TASK DIRECTIONS:
Return the material word for word. Do not include pictures.
───── MATERIALS PROVIDED
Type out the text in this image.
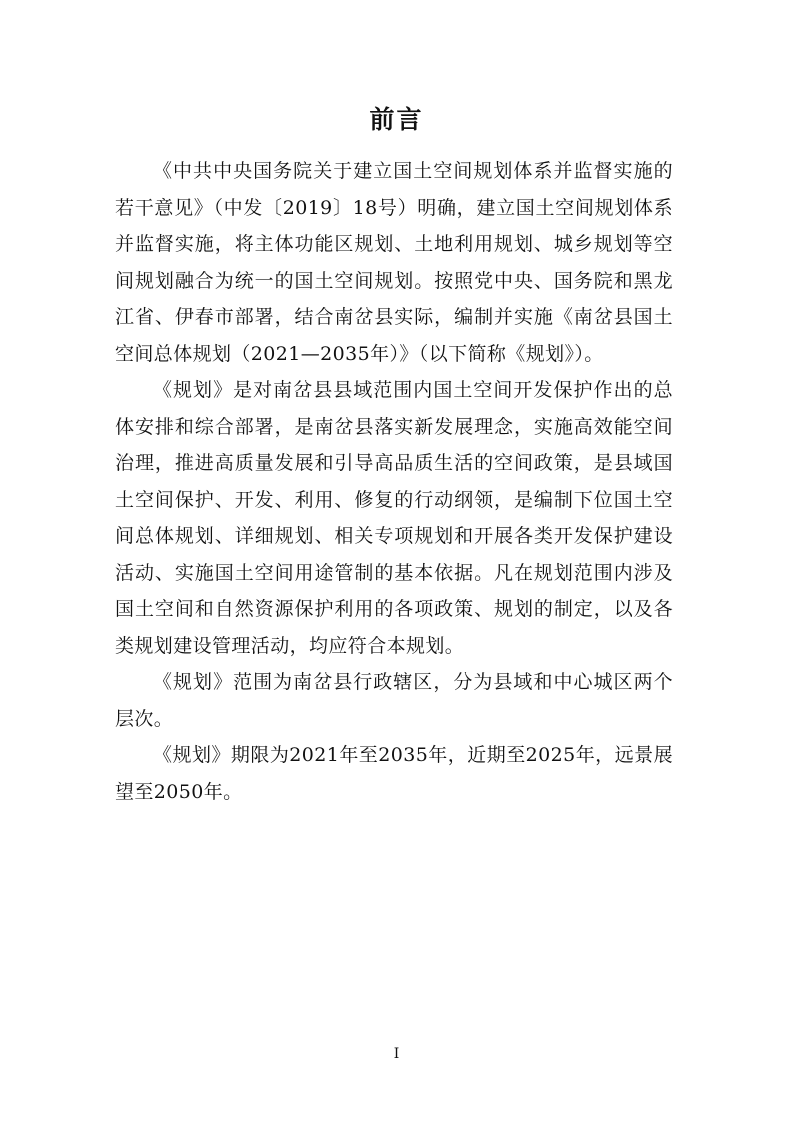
前言

《中共中央国务院关于建立国土空间规划体系并监督实施的若干意见》（中发〔2019〕18号）明确，建立国土空间规划体系并监督实施，将主体功能区规划、土地利用规划、城乡规划等空间规划融合为统一的国土空间规划。按照党中央、国务院和黑龙江省、伊春市部署，结合南岔县实际，编制并实施《南岔县国土空间总体规划（2021—2035年）》（以下简称《规划》）。

《规划》是对南岔县县域范围内国土空间开发保护作出的总体安排和综合部署，是南岔县落实新发展理念，实施高效能空间治理，推进高质量发展和引导高品质生活的空间政策，是县域国土空间保护、开发、利用、修复的行动纲领，是编制下位国土空间总体规划、详细规划、相关专项规划和开展各类开发保护建设活动、实施国土空间用途管制的基本依据。凡在规划范围内涉及国土空间和自然资源保护利用的各项政策、规划的制定，以及各类规划建设管理活动，均应符合本规划。

《规划》范围为南岔县行政辖区，分为县域和中心城区两个层次。

《规划》期限为2021年至2035年，近期至2025年，远景展望至2050年。

I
──────────
ANSWER FOR THIS EXERCISE:
Type out the text in this image.
前言

《中共中央国务院关于建立国土空间规划体系并监督实施的若干意见》（中发〔2019〕18号）明确，建立国土空间规划体系并监督实施，将主体功能区规划、土地利用规划、城乡规划等空间规划融合为统一的国土空间规划。按照党中央、国务院和黑龙江省、伊春市部署，结合南岔县实际，编制并实施《南岔县国土空间总体规划（2021—2035年）》（以下简称《规划》）。

《规划》是对南岔县县域范围内国土空间开发保护作出的总体安排和综合部署，是南岔县落实新发展理念，实施高效能空间治理，推进高质量发展和引导高品质生活的空间政策，是县域国土空间保护、开发、利用、修复的行动纲领，是编制下位国土空间总体规划、详细规划、相关专项规划和开展各类开发保护建设活动、实施国土空间用途管制的基本依据。凡在规划范围内涉及国土空间和自然资源保护利用的各项政策、规划的制定，以及各类规划建设管理活动，均应符合本规划。

《规划》范围为南岔县行政辖区，分为县域和中心城区两个层次。

《规划》期限为2021年至2035年，近期至2025年，远景展望至2050年。

I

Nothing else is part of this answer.